(Extracted data entries)
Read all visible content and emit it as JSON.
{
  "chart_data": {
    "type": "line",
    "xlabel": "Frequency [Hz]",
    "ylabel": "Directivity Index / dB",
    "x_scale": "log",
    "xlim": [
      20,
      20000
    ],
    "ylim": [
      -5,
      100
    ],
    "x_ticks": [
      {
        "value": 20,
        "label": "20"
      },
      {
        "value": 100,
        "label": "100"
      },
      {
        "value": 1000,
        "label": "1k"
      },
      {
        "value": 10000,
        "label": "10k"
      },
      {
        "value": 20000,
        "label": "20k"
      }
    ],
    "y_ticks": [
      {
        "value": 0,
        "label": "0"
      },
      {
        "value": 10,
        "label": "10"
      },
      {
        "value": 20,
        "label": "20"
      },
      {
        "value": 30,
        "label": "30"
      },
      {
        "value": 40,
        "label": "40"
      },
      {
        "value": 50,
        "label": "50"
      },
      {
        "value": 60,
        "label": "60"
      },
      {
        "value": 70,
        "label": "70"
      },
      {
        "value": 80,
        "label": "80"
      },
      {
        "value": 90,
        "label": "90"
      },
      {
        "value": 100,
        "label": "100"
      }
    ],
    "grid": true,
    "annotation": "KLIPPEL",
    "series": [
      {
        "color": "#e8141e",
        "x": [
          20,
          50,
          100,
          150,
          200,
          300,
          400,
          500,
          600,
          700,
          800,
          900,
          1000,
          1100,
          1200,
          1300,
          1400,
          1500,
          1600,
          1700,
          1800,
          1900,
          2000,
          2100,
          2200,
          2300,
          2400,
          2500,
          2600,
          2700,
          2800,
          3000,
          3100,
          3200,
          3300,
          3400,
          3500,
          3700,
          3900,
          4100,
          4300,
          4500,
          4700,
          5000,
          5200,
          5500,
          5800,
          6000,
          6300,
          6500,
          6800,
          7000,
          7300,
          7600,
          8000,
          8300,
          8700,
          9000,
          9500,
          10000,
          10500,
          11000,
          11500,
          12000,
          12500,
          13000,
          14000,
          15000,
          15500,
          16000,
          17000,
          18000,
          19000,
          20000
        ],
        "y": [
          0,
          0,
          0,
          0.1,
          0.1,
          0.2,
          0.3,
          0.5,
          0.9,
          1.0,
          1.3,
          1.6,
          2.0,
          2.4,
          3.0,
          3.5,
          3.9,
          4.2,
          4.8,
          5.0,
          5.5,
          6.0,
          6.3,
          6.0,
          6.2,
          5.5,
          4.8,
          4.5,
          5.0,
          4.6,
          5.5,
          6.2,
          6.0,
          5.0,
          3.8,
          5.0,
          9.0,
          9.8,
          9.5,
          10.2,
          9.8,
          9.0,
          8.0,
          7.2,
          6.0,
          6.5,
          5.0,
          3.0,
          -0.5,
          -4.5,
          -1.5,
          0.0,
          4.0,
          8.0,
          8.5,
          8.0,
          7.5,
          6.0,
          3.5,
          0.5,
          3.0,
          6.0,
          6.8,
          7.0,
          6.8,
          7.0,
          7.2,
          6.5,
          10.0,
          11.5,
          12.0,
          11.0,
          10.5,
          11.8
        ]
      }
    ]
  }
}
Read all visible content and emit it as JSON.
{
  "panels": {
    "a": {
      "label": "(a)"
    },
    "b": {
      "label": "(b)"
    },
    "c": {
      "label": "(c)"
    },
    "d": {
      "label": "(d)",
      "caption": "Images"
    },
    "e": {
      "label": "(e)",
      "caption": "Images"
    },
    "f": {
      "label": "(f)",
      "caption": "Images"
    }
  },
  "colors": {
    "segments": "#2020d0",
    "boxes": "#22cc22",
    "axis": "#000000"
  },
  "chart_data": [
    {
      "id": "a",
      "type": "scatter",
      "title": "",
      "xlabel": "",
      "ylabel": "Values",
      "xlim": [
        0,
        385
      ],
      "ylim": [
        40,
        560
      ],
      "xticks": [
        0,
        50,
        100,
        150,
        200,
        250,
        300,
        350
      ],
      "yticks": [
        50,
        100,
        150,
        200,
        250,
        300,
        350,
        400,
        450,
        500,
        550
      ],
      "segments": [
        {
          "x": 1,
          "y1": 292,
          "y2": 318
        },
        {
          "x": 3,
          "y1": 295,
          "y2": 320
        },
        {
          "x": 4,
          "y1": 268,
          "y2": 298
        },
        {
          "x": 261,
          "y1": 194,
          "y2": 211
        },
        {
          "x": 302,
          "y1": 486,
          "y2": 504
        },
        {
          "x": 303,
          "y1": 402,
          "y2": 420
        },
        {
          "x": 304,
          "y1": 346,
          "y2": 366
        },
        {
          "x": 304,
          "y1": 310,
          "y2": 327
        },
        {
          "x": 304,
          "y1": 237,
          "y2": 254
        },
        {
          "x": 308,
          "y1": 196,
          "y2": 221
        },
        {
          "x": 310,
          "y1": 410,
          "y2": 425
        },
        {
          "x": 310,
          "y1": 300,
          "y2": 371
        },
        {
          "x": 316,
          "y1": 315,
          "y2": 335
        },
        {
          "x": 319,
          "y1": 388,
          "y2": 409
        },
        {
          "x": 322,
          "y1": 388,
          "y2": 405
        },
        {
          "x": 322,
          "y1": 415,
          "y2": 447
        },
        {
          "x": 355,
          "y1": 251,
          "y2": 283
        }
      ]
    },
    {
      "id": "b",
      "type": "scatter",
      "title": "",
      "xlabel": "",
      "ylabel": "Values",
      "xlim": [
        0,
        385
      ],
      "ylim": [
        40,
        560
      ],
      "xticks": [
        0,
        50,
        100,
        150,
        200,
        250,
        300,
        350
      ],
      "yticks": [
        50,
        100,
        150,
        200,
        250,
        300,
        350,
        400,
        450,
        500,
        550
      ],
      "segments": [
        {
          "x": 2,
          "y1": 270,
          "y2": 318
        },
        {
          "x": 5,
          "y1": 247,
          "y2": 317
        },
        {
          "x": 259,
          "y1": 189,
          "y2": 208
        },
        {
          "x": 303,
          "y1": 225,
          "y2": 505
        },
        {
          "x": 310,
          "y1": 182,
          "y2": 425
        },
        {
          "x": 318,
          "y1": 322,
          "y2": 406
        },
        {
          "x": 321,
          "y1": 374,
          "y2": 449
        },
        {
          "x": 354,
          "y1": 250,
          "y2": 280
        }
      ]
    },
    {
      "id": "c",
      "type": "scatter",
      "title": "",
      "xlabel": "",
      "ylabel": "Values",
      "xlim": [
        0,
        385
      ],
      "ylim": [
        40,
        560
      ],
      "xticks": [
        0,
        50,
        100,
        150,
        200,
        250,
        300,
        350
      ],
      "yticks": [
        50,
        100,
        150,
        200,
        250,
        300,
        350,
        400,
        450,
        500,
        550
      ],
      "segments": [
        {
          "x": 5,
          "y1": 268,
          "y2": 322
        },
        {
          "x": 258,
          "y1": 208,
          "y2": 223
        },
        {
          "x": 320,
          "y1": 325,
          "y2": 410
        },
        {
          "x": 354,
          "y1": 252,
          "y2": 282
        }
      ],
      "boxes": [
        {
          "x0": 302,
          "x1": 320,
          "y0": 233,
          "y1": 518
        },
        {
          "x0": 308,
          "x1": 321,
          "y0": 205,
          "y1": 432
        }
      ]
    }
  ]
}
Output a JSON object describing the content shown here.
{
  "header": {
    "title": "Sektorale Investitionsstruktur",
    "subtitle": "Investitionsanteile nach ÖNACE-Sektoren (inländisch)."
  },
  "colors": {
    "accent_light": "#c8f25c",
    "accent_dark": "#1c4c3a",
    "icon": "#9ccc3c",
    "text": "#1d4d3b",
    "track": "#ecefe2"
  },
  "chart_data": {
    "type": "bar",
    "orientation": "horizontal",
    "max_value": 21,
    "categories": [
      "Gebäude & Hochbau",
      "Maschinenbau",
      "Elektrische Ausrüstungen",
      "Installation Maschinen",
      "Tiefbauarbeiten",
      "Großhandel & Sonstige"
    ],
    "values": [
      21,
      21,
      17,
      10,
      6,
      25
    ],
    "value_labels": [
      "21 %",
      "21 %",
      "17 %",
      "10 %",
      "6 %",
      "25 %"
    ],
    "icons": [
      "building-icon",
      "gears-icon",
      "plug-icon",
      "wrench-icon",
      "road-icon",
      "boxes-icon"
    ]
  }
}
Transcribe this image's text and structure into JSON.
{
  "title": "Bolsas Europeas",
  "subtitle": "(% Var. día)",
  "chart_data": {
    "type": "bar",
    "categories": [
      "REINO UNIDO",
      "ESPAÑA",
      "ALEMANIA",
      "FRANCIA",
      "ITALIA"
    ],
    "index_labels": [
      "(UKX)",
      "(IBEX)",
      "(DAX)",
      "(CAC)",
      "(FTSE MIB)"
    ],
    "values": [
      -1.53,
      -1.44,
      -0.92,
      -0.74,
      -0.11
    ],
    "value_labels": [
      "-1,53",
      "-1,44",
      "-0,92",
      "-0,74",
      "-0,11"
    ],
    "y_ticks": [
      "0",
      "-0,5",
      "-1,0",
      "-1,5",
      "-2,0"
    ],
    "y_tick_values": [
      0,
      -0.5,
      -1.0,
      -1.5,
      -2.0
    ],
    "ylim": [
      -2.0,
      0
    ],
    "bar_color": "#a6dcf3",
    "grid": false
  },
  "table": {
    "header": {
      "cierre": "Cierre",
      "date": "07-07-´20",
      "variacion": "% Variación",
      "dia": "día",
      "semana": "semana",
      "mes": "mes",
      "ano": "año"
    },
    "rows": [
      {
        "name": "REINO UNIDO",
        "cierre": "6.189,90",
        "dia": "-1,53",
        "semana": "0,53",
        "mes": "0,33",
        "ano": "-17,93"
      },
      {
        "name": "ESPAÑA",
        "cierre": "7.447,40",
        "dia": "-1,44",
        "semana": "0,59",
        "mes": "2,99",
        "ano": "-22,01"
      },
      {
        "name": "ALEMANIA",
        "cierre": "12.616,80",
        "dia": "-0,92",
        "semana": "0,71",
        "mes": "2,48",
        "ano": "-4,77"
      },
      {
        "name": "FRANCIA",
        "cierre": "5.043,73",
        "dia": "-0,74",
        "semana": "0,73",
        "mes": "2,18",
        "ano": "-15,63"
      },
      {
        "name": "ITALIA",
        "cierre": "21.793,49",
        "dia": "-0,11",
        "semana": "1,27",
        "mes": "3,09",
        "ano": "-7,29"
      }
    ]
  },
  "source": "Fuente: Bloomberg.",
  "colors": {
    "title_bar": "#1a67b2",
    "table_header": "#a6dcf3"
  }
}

WHAT YOU WILL DO: Write out each line of the data that holds the string "cierre".

TASK RESULT:
      "cierre": "Cierre",
        "cierre": "6.189,90",
        "cierre": "7.447,40",
        "cierre": "12.616,80",
        "cierre": "5.043,73",
        "cierre": "21.793,49",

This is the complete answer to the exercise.